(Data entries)
Segment Open
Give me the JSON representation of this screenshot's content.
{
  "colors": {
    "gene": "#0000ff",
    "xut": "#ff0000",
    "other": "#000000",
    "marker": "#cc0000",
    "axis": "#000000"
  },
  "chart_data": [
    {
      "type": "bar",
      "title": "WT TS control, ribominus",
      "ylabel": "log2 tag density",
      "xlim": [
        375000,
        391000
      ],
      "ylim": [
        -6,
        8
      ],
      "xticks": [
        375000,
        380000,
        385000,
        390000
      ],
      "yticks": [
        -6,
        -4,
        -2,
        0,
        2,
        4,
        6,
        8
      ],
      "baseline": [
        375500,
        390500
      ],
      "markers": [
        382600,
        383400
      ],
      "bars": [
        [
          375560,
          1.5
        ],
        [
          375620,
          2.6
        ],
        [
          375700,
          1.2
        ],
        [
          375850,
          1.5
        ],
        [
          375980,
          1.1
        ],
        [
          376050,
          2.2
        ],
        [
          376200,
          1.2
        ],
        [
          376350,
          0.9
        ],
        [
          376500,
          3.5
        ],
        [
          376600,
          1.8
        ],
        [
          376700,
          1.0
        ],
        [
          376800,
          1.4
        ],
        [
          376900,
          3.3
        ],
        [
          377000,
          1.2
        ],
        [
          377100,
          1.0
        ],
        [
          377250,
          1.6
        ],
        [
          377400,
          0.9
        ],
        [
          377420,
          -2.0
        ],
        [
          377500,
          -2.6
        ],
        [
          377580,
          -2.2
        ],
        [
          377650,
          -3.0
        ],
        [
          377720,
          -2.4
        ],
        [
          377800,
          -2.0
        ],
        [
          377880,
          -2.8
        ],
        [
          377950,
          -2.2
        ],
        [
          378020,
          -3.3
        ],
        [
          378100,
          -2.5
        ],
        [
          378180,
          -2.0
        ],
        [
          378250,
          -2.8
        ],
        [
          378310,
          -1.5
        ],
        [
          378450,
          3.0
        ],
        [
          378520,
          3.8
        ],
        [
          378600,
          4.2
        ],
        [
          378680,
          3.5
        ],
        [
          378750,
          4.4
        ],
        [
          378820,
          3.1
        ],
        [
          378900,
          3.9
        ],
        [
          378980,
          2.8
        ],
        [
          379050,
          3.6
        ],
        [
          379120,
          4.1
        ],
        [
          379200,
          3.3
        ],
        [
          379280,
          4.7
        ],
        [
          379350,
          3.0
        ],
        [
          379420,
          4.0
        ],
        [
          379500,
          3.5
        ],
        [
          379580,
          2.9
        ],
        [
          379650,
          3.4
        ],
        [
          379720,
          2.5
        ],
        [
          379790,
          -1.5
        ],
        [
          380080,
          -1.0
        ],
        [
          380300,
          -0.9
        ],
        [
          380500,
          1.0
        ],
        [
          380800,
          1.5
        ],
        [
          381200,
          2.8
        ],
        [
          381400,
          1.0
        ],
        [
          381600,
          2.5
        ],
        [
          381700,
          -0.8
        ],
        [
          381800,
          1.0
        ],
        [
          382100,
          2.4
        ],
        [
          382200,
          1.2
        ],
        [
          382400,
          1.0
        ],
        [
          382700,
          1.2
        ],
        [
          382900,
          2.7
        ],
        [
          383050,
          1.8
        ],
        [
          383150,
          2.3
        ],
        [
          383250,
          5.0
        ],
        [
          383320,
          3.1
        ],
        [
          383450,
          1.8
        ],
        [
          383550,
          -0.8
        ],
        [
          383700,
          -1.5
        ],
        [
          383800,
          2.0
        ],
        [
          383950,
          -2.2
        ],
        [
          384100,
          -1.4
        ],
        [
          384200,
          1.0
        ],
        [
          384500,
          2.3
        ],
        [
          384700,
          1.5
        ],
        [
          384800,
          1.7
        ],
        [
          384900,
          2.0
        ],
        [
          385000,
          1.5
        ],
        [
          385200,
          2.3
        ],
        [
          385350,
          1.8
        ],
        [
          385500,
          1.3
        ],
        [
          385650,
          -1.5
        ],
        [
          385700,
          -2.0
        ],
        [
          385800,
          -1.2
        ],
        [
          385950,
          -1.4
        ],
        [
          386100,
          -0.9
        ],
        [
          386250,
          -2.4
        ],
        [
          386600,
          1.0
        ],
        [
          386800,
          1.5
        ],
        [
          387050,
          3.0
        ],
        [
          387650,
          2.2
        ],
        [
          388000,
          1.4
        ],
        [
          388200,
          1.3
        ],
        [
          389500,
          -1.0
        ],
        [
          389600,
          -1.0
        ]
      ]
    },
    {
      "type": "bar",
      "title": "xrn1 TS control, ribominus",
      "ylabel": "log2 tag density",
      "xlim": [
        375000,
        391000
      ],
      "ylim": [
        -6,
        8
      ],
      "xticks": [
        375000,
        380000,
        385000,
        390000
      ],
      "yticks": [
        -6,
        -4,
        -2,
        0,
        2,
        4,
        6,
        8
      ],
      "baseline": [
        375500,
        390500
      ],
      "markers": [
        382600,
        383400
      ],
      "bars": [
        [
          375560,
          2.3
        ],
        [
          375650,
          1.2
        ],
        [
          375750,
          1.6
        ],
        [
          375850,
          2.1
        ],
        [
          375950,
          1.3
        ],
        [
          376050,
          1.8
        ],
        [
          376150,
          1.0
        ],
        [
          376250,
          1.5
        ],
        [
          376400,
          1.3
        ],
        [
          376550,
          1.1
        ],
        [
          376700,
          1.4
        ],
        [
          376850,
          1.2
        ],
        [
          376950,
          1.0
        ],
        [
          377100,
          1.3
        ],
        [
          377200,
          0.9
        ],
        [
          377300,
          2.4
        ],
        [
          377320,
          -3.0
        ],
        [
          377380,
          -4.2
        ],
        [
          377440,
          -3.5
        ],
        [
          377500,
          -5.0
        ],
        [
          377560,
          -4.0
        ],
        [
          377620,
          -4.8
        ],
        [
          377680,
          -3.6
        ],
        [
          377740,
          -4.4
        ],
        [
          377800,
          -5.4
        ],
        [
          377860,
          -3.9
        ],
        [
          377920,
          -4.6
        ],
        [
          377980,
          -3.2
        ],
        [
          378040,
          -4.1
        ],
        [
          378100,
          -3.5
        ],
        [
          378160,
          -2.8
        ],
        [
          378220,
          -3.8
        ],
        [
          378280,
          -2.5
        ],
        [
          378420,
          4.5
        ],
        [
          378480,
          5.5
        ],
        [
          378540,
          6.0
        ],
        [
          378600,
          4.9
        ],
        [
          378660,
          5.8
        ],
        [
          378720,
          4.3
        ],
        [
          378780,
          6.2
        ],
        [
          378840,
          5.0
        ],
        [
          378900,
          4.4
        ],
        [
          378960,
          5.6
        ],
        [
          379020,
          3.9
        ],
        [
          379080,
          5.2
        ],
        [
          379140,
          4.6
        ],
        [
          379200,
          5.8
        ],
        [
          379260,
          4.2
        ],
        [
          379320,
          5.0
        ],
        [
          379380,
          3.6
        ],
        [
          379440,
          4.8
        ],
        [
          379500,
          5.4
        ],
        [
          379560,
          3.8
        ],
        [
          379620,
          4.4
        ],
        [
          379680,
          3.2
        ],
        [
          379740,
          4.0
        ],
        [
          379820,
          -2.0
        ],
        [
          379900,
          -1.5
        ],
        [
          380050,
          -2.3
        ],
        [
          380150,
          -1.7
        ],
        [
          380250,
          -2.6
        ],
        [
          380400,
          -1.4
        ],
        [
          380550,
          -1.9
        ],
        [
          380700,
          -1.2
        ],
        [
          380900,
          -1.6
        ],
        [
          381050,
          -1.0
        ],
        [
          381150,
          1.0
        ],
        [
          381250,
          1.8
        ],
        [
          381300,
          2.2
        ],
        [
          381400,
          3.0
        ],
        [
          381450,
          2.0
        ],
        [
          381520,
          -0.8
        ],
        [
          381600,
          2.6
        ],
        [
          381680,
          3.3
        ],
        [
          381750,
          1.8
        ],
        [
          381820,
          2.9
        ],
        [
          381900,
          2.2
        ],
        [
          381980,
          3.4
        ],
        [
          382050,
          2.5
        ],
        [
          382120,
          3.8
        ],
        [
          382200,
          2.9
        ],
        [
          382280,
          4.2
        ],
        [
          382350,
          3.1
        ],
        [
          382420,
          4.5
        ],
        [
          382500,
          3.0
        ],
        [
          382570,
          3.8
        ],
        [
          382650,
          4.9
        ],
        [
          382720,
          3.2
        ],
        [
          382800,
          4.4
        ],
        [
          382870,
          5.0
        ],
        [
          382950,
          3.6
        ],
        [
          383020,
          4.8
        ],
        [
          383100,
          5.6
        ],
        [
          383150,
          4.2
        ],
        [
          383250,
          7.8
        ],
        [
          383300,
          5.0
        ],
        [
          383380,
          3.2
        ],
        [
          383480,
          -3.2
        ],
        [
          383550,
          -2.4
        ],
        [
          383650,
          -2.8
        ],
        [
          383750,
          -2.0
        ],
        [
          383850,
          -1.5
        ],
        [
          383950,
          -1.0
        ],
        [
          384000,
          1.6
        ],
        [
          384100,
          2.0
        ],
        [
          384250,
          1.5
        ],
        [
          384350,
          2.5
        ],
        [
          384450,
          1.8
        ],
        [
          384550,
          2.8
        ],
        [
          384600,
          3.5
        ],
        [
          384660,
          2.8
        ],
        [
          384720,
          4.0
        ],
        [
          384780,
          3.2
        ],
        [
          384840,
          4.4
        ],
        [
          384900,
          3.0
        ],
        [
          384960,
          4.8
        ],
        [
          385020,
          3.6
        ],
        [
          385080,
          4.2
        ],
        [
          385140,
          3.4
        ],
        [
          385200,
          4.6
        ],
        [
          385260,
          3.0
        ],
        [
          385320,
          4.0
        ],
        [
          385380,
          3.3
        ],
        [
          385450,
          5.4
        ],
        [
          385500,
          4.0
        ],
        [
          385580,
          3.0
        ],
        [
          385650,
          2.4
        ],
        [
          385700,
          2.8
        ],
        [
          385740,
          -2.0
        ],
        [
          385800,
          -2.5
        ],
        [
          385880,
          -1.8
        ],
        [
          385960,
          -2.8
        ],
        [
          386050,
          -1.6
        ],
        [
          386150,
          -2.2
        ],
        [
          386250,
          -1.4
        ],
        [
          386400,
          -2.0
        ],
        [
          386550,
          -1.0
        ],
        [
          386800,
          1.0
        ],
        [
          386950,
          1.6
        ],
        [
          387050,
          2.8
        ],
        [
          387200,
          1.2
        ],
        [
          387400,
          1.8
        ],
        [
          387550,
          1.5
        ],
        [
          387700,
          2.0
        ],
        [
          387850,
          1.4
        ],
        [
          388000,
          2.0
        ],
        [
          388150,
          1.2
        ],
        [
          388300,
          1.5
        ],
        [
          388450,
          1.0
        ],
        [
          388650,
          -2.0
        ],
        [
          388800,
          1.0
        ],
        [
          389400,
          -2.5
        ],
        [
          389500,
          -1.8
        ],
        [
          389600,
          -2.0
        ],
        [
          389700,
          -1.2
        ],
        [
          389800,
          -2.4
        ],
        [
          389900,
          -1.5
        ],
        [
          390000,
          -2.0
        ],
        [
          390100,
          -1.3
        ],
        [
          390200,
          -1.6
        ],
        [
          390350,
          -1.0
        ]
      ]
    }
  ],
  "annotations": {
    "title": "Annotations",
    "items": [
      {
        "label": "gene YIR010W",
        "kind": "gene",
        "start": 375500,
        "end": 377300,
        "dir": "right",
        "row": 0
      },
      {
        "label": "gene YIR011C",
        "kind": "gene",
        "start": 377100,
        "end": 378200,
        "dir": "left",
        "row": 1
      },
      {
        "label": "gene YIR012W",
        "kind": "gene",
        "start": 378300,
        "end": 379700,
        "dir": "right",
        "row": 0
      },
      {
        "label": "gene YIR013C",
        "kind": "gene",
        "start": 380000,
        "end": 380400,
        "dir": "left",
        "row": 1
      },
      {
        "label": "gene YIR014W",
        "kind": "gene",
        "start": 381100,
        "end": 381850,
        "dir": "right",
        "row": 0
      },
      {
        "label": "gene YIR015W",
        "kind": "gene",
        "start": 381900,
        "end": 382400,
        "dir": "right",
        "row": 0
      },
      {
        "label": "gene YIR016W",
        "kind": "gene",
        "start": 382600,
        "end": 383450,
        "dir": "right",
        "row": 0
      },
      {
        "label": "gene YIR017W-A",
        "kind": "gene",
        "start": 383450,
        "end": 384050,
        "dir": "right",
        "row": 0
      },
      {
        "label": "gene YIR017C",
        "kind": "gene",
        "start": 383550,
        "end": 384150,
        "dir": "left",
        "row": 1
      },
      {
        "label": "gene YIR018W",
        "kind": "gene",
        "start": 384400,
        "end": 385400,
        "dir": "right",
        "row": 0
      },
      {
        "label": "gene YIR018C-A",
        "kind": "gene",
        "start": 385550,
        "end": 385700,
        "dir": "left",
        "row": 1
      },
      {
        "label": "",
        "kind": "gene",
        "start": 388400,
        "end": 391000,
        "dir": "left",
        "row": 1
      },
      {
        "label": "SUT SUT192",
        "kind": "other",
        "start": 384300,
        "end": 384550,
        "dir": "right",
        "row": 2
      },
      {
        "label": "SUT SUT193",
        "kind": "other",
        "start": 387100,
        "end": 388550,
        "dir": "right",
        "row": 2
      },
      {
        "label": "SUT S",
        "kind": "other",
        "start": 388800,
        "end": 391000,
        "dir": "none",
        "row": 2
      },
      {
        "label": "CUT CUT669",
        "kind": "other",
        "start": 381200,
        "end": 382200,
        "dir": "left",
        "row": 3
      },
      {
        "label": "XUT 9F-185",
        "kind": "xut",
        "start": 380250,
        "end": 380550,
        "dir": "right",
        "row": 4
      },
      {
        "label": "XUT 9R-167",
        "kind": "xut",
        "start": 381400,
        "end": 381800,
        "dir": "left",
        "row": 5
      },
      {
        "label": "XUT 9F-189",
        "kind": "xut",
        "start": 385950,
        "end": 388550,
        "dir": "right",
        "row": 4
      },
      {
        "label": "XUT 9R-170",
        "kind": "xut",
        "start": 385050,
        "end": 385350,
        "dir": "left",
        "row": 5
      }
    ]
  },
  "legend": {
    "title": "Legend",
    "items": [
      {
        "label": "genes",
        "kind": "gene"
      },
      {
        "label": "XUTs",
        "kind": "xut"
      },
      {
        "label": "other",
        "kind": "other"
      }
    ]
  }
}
Segment Closed
Work item ->
Extract all lines of the records above that include "title".

Written solution ->
      "title": "WT TS control, ribominus",
      "title": "xrn1 TS control, ribominus",
    "title": "Annotations",
    "title": "Legend",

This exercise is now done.